Copy each line below in which the word "name" occurs.
────
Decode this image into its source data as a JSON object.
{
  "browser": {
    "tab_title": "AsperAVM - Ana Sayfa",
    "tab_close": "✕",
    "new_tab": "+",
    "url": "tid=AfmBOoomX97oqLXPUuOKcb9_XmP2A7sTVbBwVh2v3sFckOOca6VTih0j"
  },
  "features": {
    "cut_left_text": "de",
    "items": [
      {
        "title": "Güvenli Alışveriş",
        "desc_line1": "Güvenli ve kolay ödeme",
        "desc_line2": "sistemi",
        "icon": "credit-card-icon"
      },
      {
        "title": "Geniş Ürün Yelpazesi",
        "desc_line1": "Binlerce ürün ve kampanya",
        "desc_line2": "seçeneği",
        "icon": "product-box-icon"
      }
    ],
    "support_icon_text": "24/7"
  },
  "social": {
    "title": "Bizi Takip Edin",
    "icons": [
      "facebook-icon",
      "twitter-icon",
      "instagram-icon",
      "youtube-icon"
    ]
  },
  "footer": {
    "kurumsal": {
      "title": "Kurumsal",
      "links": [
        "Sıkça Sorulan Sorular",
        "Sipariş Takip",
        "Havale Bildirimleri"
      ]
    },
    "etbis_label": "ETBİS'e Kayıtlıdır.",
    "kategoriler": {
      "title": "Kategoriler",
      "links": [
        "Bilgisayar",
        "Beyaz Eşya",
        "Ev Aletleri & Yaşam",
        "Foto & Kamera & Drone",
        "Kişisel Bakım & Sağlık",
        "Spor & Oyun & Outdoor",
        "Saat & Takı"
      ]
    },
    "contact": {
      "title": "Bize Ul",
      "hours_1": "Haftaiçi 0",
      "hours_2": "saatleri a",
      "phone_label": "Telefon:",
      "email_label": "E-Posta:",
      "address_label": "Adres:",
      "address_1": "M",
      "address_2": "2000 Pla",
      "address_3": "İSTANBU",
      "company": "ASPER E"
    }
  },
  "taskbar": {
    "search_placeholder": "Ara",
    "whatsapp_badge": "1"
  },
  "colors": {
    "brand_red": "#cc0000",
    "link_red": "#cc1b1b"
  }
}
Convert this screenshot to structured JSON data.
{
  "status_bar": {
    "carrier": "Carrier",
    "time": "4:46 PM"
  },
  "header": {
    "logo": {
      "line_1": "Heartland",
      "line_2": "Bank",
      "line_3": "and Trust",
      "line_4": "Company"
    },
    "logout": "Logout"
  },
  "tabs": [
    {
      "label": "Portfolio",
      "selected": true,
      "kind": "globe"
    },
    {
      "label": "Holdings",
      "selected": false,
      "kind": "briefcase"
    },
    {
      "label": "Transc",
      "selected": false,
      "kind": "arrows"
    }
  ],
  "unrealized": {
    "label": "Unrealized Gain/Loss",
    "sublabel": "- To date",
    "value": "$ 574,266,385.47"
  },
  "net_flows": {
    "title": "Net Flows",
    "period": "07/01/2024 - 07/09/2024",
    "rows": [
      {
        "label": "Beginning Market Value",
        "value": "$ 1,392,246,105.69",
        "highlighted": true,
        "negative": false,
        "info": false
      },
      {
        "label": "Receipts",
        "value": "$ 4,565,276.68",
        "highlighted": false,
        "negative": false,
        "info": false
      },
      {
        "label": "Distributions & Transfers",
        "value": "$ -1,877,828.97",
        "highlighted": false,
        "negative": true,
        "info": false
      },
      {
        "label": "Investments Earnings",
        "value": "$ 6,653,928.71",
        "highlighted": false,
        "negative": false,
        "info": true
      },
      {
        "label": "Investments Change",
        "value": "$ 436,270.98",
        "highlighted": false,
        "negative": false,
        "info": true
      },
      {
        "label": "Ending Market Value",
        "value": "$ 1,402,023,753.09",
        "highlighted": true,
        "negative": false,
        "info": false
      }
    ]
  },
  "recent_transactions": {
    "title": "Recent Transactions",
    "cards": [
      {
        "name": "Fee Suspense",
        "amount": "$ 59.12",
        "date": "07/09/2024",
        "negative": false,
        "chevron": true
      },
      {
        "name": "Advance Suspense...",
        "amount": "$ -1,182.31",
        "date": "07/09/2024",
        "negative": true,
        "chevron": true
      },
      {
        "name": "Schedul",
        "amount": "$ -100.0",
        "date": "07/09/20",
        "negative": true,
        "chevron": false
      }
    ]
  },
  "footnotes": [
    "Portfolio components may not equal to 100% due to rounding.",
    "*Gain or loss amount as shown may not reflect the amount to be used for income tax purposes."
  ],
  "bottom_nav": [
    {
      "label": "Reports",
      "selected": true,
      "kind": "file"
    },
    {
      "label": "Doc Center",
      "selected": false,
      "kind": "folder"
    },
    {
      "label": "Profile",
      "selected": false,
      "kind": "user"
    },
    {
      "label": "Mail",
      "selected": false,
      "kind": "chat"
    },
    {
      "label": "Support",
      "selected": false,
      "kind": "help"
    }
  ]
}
────
• Reply:
        "name": "Fee Suspense",
        "name": "Advance Suspense...",
        "name": "Schedul",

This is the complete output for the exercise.